:: EXTRACTED DATA ::

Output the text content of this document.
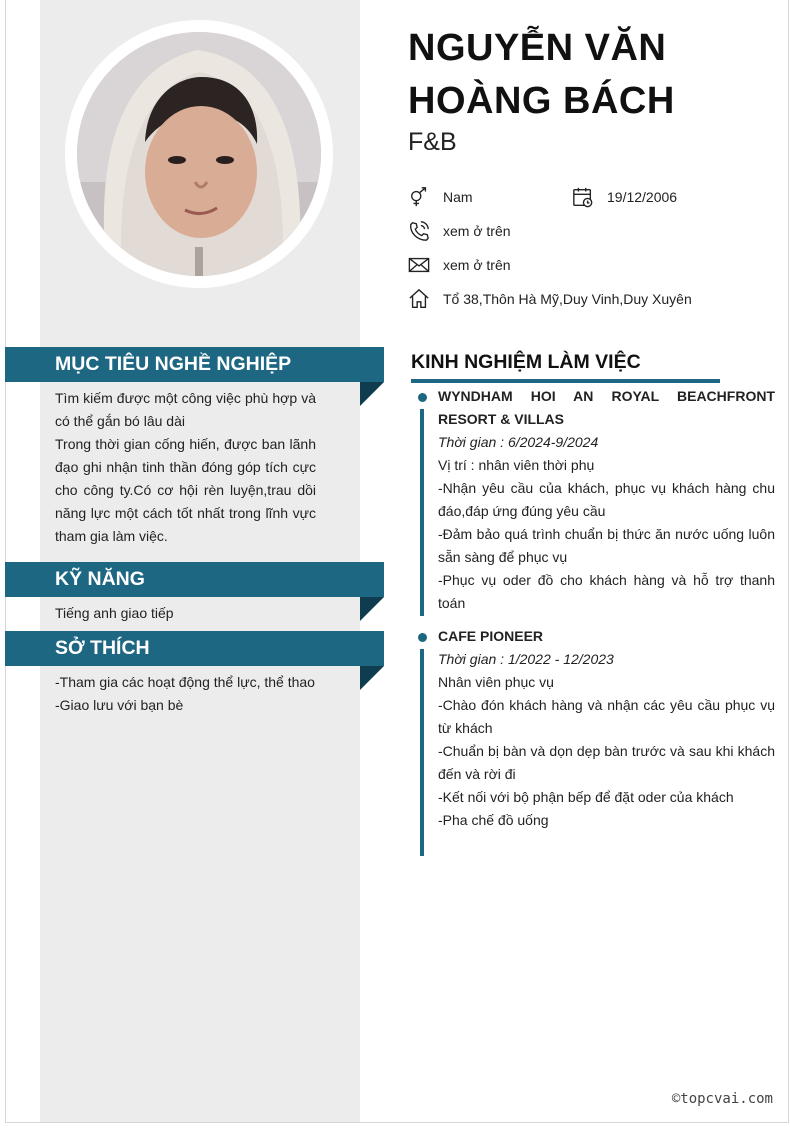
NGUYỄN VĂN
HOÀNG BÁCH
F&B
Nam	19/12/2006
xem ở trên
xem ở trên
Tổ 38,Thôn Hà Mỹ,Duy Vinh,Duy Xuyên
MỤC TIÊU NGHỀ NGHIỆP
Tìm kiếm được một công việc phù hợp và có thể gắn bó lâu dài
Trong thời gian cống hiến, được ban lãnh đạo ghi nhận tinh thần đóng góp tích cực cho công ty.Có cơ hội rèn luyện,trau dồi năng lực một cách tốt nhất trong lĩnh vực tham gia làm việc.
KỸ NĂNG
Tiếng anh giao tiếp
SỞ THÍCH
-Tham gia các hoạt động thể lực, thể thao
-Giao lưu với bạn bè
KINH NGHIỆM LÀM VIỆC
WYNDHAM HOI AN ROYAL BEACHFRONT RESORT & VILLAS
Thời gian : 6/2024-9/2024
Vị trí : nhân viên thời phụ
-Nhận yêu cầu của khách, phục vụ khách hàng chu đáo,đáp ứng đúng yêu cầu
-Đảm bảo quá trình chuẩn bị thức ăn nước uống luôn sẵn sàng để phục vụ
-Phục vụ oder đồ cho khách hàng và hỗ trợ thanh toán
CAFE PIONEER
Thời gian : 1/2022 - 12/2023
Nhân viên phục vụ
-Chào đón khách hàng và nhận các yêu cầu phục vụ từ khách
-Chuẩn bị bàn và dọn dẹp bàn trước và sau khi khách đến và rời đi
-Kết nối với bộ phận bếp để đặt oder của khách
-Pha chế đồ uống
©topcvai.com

:::
:: EXTRACTED DATA ::

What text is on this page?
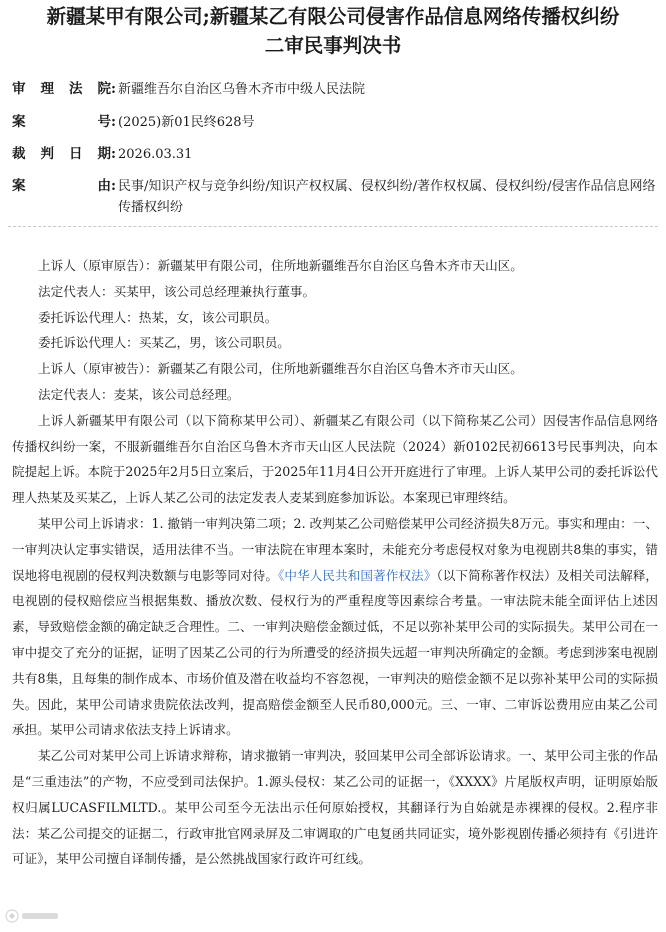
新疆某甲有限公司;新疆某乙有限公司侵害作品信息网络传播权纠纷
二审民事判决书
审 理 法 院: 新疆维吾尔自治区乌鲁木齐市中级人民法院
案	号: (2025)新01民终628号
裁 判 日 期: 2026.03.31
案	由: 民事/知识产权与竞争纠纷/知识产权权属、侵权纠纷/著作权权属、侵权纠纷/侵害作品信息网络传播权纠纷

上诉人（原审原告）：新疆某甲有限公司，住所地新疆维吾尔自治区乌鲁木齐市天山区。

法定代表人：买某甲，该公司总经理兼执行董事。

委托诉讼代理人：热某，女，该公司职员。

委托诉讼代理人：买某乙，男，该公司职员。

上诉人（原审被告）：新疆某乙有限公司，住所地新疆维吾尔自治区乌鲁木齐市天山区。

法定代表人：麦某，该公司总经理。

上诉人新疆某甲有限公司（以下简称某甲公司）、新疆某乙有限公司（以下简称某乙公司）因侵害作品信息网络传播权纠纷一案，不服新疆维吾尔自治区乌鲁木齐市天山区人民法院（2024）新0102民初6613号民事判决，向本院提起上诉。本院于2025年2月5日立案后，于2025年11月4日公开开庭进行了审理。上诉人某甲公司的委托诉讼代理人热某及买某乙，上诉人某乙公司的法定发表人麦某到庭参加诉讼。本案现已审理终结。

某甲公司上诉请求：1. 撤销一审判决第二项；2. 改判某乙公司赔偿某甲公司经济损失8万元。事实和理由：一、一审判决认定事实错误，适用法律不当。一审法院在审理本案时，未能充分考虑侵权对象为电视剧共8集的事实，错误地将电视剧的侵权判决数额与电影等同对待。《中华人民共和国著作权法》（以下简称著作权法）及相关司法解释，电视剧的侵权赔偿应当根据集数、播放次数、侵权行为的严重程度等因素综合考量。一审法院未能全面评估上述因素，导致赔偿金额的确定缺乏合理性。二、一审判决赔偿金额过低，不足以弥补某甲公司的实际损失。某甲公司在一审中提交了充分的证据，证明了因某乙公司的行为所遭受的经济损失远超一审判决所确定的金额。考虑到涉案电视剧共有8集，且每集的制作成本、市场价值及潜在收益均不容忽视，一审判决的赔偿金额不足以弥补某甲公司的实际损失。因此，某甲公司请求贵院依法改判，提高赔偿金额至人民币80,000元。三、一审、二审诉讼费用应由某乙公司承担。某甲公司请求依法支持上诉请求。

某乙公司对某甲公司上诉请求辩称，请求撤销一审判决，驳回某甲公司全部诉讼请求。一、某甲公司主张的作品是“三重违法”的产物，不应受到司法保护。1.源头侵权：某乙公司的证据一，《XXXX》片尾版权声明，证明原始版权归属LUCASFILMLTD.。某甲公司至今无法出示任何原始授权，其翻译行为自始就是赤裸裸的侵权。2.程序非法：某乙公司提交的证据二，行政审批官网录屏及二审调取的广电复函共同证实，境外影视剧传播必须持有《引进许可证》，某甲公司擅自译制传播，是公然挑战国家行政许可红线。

:::

TASK DETAILS – List all lines in the material containing the string "hàng".

COMPLETED TASK –
-Nhận yêu cầu của khách, phục vụ khách hàng chu đáo,đáp ứng đúng yêu cầu
-Phục vụ oder đồ cho khách hàng và hỗ trợ thanh toán
-Chào đón khách hàng và nhận các yêu cầu phục vụ từ khách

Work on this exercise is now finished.